◆ Instructions for the task
Return all lines that include the string "ブック全体を印刷します".

◇ ◇ ◇ ◇

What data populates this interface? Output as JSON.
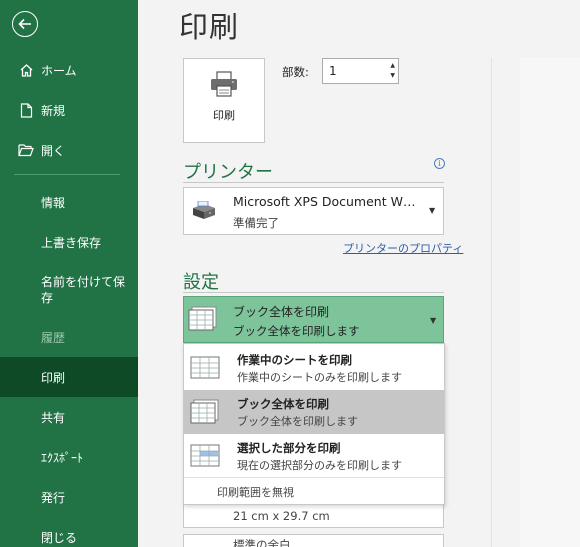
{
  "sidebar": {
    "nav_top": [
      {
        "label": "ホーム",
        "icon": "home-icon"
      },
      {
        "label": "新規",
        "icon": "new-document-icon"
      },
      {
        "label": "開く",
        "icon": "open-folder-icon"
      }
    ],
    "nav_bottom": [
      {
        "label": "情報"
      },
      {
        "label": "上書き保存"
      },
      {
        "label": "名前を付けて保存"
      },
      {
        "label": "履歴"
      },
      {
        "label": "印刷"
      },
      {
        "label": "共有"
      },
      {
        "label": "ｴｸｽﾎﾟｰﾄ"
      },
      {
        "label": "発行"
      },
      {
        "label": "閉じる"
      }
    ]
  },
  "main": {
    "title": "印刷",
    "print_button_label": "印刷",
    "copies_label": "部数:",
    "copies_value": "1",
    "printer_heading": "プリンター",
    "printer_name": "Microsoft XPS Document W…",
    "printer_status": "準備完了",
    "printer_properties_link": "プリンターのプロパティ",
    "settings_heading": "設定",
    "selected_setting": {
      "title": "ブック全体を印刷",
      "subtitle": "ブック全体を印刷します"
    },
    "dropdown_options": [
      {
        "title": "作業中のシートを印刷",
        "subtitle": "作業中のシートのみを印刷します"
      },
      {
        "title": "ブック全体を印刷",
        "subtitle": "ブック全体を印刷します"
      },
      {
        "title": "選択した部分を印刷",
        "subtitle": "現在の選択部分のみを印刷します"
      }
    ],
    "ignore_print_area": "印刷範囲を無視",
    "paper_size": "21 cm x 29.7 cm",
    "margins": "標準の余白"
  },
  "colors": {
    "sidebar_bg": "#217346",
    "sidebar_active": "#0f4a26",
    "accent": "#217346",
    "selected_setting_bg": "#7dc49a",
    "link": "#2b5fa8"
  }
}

◇ ◇ ◇ ◇

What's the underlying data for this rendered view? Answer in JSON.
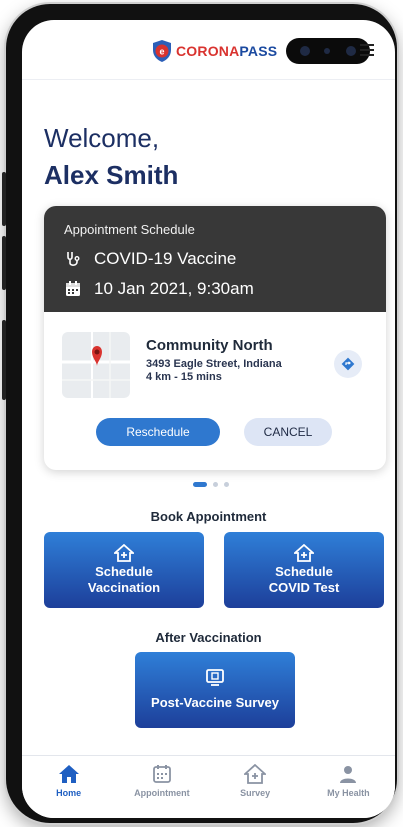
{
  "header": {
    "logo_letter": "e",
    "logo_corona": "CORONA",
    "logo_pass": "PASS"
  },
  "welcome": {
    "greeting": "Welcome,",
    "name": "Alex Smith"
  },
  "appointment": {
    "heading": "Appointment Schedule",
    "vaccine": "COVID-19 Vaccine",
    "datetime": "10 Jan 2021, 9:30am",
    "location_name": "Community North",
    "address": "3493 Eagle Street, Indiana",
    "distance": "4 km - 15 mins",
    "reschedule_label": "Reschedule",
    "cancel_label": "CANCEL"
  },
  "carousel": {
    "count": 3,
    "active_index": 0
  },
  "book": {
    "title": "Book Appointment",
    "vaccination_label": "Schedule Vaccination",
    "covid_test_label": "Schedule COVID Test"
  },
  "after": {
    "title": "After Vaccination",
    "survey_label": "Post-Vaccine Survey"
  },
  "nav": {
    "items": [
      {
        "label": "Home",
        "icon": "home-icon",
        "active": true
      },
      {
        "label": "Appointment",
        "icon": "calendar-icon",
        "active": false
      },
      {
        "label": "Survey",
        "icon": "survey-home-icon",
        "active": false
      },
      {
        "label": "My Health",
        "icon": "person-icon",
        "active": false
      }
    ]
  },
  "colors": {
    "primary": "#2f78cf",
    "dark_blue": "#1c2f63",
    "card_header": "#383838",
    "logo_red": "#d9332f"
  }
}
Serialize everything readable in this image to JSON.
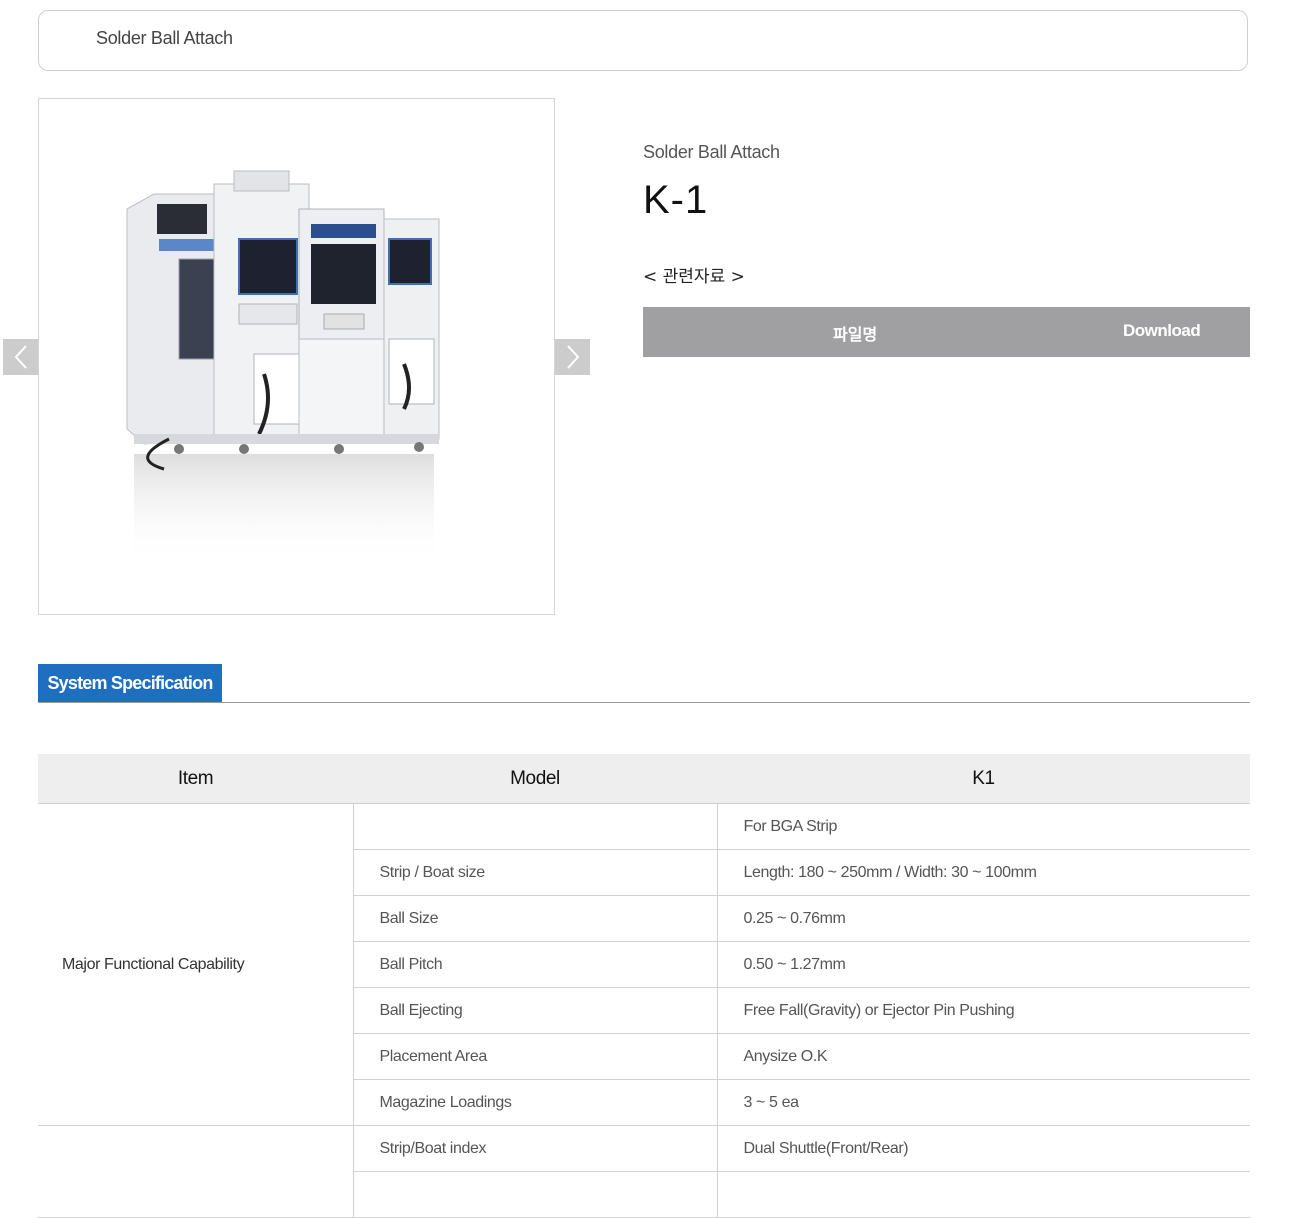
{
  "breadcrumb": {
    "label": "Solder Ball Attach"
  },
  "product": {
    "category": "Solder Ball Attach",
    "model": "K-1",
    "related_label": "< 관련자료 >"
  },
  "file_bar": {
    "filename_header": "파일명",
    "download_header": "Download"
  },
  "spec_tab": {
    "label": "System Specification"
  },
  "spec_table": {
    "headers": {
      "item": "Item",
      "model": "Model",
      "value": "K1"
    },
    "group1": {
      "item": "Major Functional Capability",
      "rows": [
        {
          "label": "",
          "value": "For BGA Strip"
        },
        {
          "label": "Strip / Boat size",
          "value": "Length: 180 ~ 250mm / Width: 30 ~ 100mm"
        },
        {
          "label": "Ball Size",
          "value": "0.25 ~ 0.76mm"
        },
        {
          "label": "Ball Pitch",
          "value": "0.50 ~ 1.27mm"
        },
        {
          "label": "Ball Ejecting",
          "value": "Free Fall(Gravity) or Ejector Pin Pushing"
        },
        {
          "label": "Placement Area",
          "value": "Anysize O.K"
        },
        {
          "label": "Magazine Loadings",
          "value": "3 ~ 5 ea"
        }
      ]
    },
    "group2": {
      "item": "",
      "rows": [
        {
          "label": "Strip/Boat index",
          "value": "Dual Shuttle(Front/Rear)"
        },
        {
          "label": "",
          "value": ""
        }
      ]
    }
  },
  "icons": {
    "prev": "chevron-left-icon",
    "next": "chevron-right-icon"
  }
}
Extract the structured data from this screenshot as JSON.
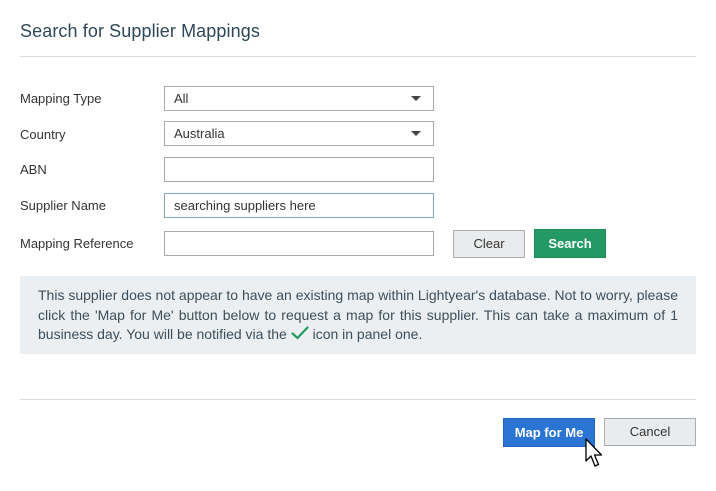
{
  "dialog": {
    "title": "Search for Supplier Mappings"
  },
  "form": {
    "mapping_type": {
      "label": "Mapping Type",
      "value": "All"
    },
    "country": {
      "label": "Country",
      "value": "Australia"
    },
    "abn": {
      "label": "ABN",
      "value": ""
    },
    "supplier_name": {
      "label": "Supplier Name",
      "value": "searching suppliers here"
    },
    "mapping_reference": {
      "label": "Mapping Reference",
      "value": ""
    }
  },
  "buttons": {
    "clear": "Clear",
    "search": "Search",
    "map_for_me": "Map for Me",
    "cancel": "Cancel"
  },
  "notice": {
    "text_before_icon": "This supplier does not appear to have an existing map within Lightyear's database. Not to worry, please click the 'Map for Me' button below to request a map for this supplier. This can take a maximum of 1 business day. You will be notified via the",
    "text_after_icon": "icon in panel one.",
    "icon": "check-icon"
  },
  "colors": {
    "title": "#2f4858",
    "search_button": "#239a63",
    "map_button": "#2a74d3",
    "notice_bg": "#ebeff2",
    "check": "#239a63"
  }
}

◇ ◇ ◇ ◇

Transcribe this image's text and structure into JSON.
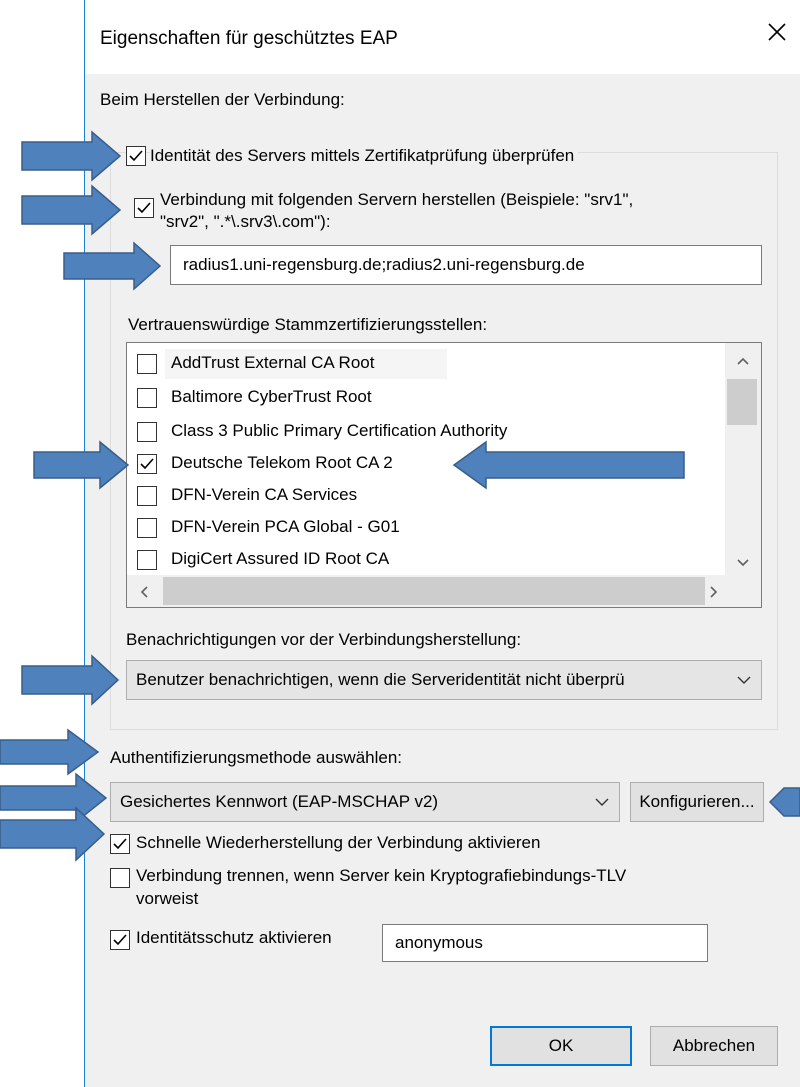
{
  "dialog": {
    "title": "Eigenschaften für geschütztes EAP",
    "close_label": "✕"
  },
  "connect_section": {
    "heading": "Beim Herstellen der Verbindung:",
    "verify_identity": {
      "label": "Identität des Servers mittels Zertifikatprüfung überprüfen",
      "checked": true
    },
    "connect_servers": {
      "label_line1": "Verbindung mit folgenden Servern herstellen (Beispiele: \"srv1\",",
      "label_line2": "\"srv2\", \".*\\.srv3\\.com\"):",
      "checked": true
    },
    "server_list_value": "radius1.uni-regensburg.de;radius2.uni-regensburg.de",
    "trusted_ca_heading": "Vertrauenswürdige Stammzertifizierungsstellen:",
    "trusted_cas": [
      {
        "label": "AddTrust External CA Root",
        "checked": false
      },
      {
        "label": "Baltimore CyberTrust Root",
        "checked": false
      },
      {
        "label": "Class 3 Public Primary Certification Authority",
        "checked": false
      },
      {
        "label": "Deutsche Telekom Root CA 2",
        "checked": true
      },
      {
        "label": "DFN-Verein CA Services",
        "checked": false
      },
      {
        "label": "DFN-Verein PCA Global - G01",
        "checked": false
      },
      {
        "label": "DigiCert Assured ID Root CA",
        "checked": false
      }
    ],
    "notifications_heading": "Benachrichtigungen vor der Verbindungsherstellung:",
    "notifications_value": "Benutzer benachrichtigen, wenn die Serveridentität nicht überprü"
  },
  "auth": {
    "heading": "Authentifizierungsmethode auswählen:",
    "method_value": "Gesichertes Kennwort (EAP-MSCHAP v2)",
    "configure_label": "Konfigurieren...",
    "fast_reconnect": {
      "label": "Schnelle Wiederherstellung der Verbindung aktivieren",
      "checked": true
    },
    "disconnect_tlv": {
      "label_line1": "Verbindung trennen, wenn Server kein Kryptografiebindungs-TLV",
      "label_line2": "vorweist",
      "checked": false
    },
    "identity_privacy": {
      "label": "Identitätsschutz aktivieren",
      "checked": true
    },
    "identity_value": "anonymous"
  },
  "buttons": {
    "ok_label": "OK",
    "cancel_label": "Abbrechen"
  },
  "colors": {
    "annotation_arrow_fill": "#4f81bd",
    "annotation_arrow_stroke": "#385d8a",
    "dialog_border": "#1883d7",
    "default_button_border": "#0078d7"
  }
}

◇ ◇ ◇ ◇

◆ Task response
      "subtitle": "ブック全体を印刷します"
        "subtitle": "ブック全体を印刷します"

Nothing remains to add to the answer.